STATED GOAL :: Locate the word "filing" in the material, then show every line that holds it.
===== INFORMATION GIVEN =====
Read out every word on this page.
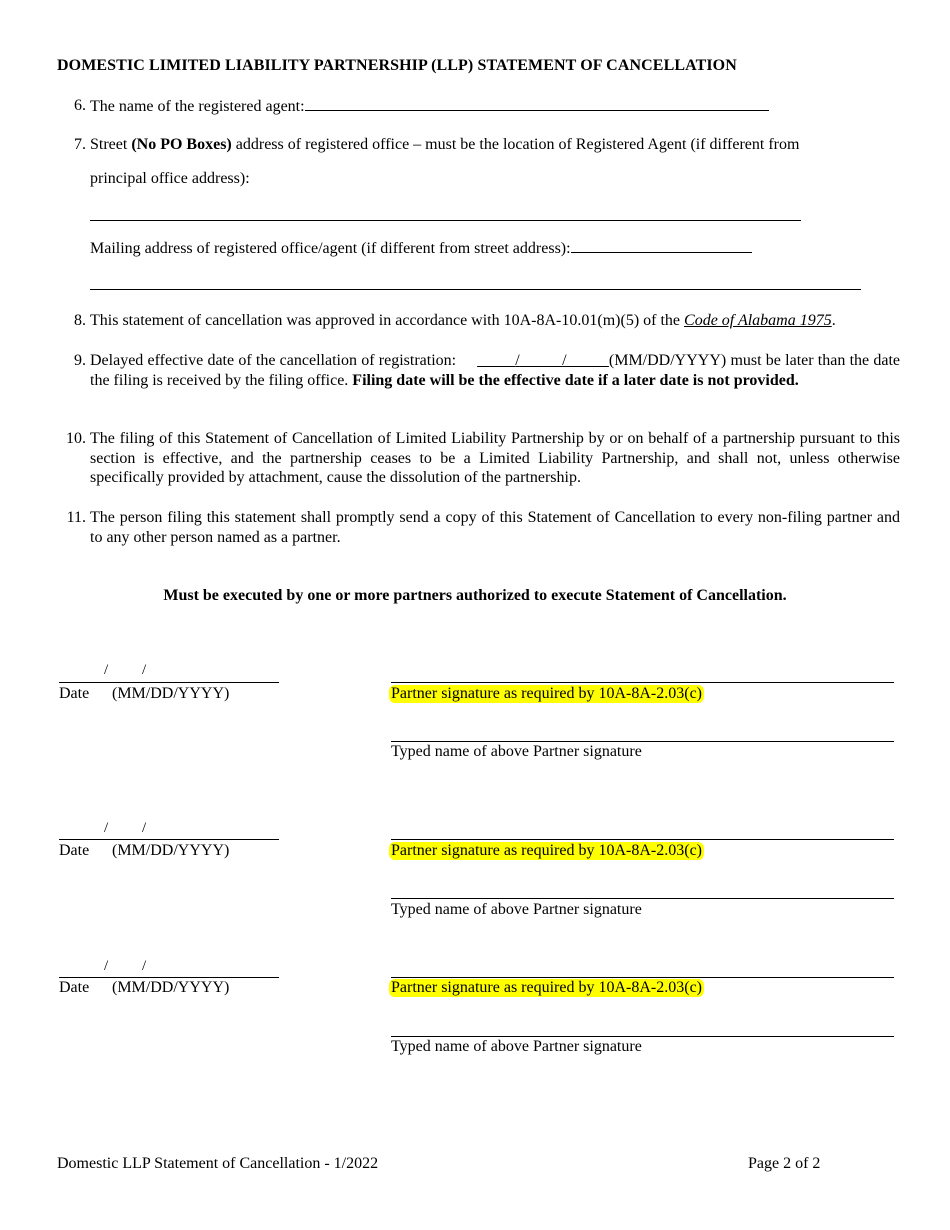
DOMESTIC LIMITED LIABILITY PARTNERSHIP (LLP) STATEMENT OF CANCELLATION
6. The name of the registered agent:
7. Street (No PO Boxes) address of registered office – must be the location of Registered Agent (if different from
principal office address):
Mailing address of registered office/agent (if different from street address):
8. This statement of cancellation was approved in accordance with 10A-8A-10.01(m)(5) of the Code of Alabama 1975.
9. Delayed effective date of the cancellation of registration:	/	/	(MM/DD/YYYY) must be later than the date the filing is received by the filing office. Filing date will be the effective date if a later date is not provided.
10. The filing of this Statement of Cancellation of Limited Liability Partnership by or on behalf of a partnership pursuant to this section is effective, and the partnership ceases to be a Limited Liability Partnership, and shall not, unless otherwise specifically provided by attachment, cause the dissolution of the partnership.
11. The person filing this statement shall promptly send a copy of this Statement of Cancellation to every non-filing partner and to any other person named as a partner.
Must be executed by one or more partners authorized to execute Statement of Cancellation.
/ /
Date (MM/DD/YYYY)	Partner signature as required by 10A-8A-2.03(c)
Typed name of above Partner signature
/ /
Date (MM/DD/YYYY)	Partner signature as required by 10A-8A-2.03(c)
Typed name of above Partner signature
/ /
Date (MM/DD/YYYY)	Partner signature as required by 10A-8A-2.03(c)
Typed name of above Partner signature
Domestic LLP Statement of Cancellation - 1/2022	Page 2 of 2
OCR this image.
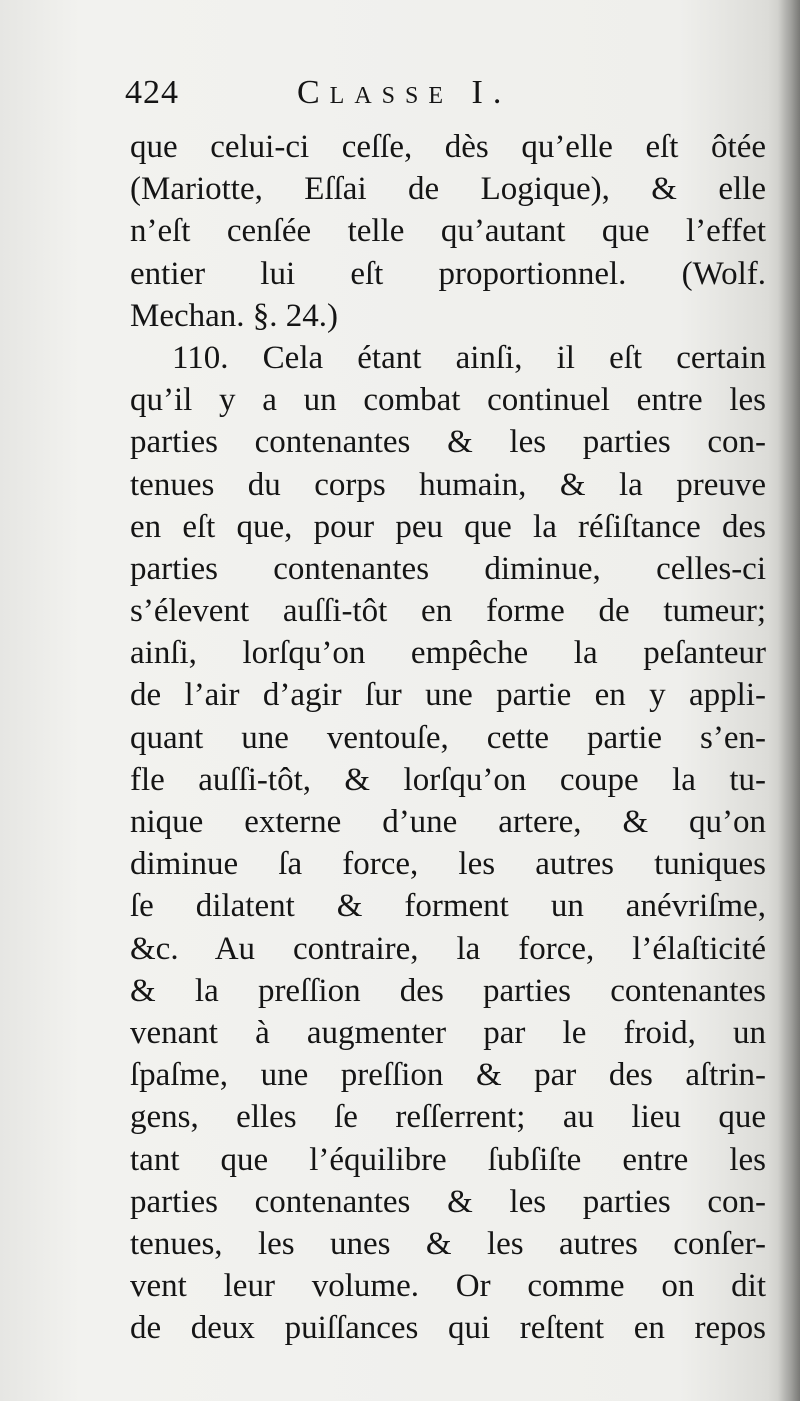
424	Classe I.
que celui-ci ceſſe, dès qu’elle eſt ôtée
(Mariotte, Eſſai de Logique), & elle
n’eſt cenſée telle qu’autant que l’effet
entier lui eſt proportionnel. (Wolf.
Mechan. §. 24.)
110. Cela étant ainſi, il eſt certain
qu’il y a un combat continuel entre les
parties contenantes & les parties con-
tenues du corps humain, & la preuve
en eſt que, pour peu que la réſiſtance des
parties contenantes diminue, celles-ci
s’élevent auſſi-tôt en forme de tumeur;
ainſi, lorſqu’on empêche la peſanteur
de l’air d’agir ſur une partie en y appli-
quant une ventouſe, cette partie s’en-
fle auſſi-tôt, & lorſqu’on coupe la tu-
nique externe d’une artere, & qu’on
diminue ſa force, les autres tuniques
ſe dilatent & forment un anévriſme,
&c. Au contraire, la force, l’élaſticité
& la preſſion des parties contenantes
venant à augmenter par le froid, un
ſpaſme, une preſſion & par des aſtrin-
gens, elles ſe reſſerrent; au lieu que
tant que l’équilibre ſubſiſte entre les
parties contenantes & les parties con-
tenues, les unes & les autres conſer-
vent leur volume. Or comme on dit
de deux puiſſances qui reſtent en repos
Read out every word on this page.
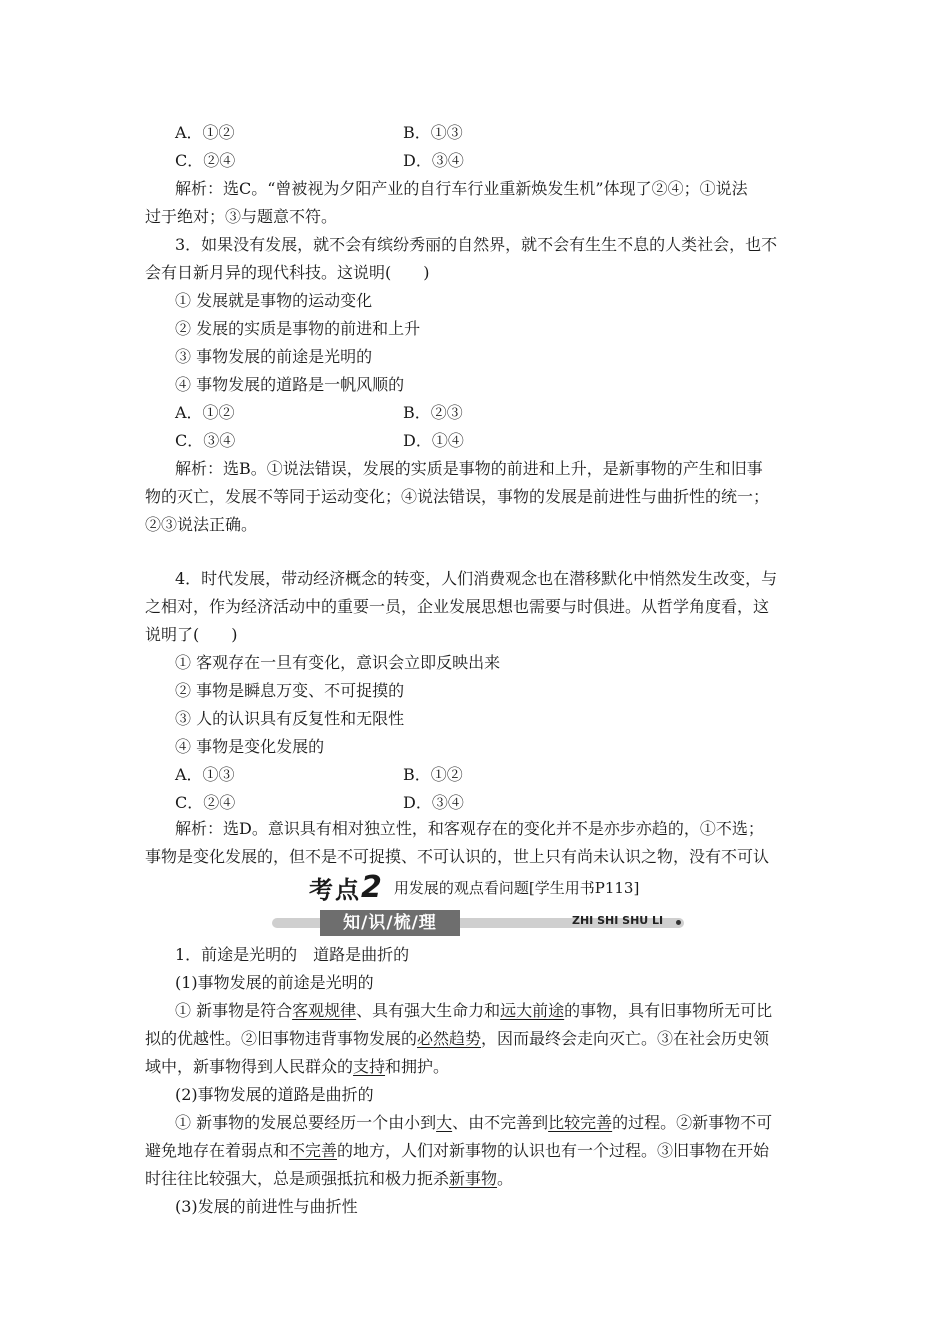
A．①②	B．①③
C．②④	D．③④
解析：选C。“曾被视为夕阳产业的自行车行业重新焕发生机”体现了②④；①说法
过于绝对；③与题意不符。
3．如果没有发展，就不会有缤纷秀丽的自然界，就不会有生生不息的人类社会，也不
会有日新月异的现代科技。这说明(　　)
① 发展就是事物的运动变化
② 发展的实质是事物的前进和上升
③ 事物发展的前途是光明的
④ 事物发展的道路是一帆风顺的
A．①②	B．②③
C．③④	D．①④
解析：选B。①说法错误，发展的实质是事物的前进和上升，是新事物的产生和旧事
物的灭亡，发展不等同于运动变化；④说法错误，事物的发展是前进性与曲折性的统一；
②③说法正确。
4．时代发展，带动经济概念的转变，人们消费观念也在潜移默化中悄然发生改变，与
之相对，作为经济活动中的重要一员，企业发展思想也需要与时俱进。从哲学角度看，这
说明了(　　)
① 客观存在一旦有变化，意识会立即反映出来
② 事物是瞬息万变、不可捉摸的
③ 人的认识具有反复性和无限性
④ 事物是变化发展的
A．①③	B．①②
C．②④	D．③④
解析：选D。意识具有相对独立性，和客观存在的变化并不是亦步亦趋的，①不选；
事物是变化发展的，但不是不可捉摸、不可认识的，世上只有尚未认识之物，没有不可认
考点2 用发展的观点看问题[学生用书P113]
知/识/梳/理	ZHI SHI SHU LI
1．前途是光明的　道路是曲折的
(1)事物发展的前途是光明的
① 新事物是符合客观规律、具有强大生命力和远大前途的事物，具有旧事物所无可比
拟的优越性。②旧事物违背事物发展的必然趋势，因而最终会走向灭亡。③在社会历史领
域中，新事物得到人民群众的支持和拥护。
(2)事物发展的道路是曲折的
① 新事物的发展总要经历一个由小到大、由不完善到比较完善的过程。②新事物不可
避免地存在着弱点和不完善的地方，人们对新事物的认识也有一个过程。③旧事物在开始
时往往比较强大，总是顽强抵抗和极力扼杀新事物。
(3)发展的前进性与曲折性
=====
ANSWER FOR THE TASK ::
9. Delayed effective date of the cancellation of registration:	/	/	(MM/DD/YYYY) must be later than the date the filing is received by the filing office. Filing date will be the effective date if a later date is not provided.
10. The filing of this Statement of Cancellation of Limited Liability Partnership by or on behalf of a partnership pursuant to this section is effective, and the partnership ceases to be a Limited Liability Partnership, and shall not, unless otherwise specifically provided by attachment, cause the dissolution of the partnership.
11. The person filing this statement shall promptly send a copy of this Statement of Cancellation to every non-filing partner and to any other person named as a partner.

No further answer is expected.